- WHAT IS NEEDED
Each entry should be quoted word for word, including every mark of punctuation.

- ROWS
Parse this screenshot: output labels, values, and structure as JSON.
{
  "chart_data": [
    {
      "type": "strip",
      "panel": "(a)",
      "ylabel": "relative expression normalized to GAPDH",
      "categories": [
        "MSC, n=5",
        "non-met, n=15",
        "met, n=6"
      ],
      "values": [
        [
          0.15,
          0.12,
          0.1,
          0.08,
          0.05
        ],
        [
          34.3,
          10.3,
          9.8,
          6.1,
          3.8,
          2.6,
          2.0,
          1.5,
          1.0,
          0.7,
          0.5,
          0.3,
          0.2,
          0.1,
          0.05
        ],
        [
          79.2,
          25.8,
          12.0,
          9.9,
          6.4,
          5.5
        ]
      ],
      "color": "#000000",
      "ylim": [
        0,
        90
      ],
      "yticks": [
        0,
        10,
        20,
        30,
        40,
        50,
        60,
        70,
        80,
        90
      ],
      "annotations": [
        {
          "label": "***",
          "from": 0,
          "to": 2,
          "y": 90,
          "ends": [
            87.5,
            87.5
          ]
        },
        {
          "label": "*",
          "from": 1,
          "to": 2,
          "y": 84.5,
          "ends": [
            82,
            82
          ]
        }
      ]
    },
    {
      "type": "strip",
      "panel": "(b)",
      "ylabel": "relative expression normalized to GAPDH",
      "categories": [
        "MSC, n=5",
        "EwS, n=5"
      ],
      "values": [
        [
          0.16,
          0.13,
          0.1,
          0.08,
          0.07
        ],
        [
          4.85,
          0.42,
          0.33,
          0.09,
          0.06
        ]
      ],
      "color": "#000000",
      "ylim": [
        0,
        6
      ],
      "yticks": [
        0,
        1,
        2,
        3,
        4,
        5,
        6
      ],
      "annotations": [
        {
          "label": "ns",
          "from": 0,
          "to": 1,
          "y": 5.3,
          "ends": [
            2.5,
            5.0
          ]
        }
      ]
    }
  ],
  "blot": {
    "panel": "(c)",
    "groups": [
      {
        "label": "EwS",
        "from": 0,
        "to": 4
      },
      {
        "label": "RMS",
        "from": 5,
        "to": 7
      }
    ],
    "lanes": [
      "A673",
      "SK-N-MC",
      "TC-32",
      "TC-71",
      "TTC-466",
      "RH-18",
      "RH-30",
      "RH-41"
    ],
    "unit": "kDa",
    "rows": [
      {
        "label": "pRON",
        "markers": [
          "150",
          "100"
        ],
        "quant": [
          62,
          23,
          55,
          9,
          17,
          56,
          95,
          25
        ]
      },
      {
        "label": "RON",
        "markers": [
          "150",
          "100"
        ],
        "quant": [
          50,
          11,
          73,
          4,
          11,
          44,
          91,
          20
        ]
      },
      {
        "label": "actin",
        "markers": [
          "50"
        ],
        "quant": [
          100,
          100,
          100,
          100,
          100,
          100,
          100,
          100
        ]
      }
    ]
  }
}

- TASK SOLUTION
Parse this screenshot: output labels, values, and structure as JSON.
{
  "chart_data": [
    {
      "type": "strip",
      "panel": "(a)",
      "ylabel": "relative expression normalized to GAPDH",
      "categories": [
        "MSC, n=5",
        "non-met, n=15",
        "met, n=6"
      ],
      "values": [
        [
          0.15,
          0.12,
          0.1,
          0.08,
          0.05
        ],
        [
          34.3,
          10.3,
          9.8,
          6.1,
          3.8,
          2.6,
          2.0,
          1.5,
          1.0,
          0.7,
          0.5,
          0.3,
          0.2,
          0.1,
          0.05
        ],
        [
          79.2,
          25.8,
          12.0,
          9.9,
          6.4,
          5.5
        ]
      ],
      "color": "#000000",
      "ylim": [
        0,
        90
      ],
      "yticks": [
        0,
        10,
        20,
        30,
        40,
        50,
        60,
        70,
        80,
        90
      ],
      "annotations": [
        {
          "label": "***",
          "from": 0,
          "to": 2,
          "y": 90,
          "ends": [
            87.5,
            87.5
          ]
        },
        {
          "label": "*",
          "from": 1,
          "to": 2,
          "y": 84.5,
          "ends": [
            82,
            82
          ]
        }
      ]
    },
    {
      "type": "strip",
      "panel": "(b)",
      "ylabel": "relative expression normalized to GAPDH",
      "categories": [
        "MSC, n=5",
        "EwS, n=5"
      ],
      "values": [
        [
          0.16,
          0.13,
          0.1,
          0.08,
          0.07
        ],
        [
          4.85,
          0.42,
          0.33,
          0.09,
          0.06
        ]
      ],
      "color": "#000000",
      "ylim": [
        0,
        6
      ],
      "yticks": [
        0,
        1,
        2,
        3,
        4,
        5,
        6
      ],
      "annotations": [
        {
          "label": "ns",
          "from": 0,
          "to": 1,
          "y": 5.3,
          "ends": [
            2.5,
            5.0
          ]
        }
      ]
    }
  ],
  "blot": {
    "panel": "(c)",
    "groups": [
      {
        "label": "EwS",
        "from": 0,
        "to": 4
      },
      {
        "label": "RMS",
        "from": 5,
        "to": 7
      }
    ],
    "lanes": [
      "A673",
      "SK-N-MC",
      "TC-32",
      "TC-71",
      "TTC-466",
      "RH-18",
      "RH-30",
      "RH-41"
    ],
    "unit": "kDa",
    "rows": [
      {
        "label": "pRON",
        "markers": [
          "150",
          "100"
        ],
        "quant": [
          62,
          23,
          55,
          9,
          17,
          56,
          95,
          25
        ]
      },
      {
        "label": "RON",
        "markers": [
          "150",
          "100"
        ],
        "quant": [
          50,
          11,
          73,
          4,
          11,
          44,
          91,
          20
        ]
      },
      {
        "label": "actin",
        "markers": [
          "50"
        ],
        "quant": [
          100,
          100,
          100,
          100,
          100,
          100,
          100,
          100
        ]
      }
    ]
  }
}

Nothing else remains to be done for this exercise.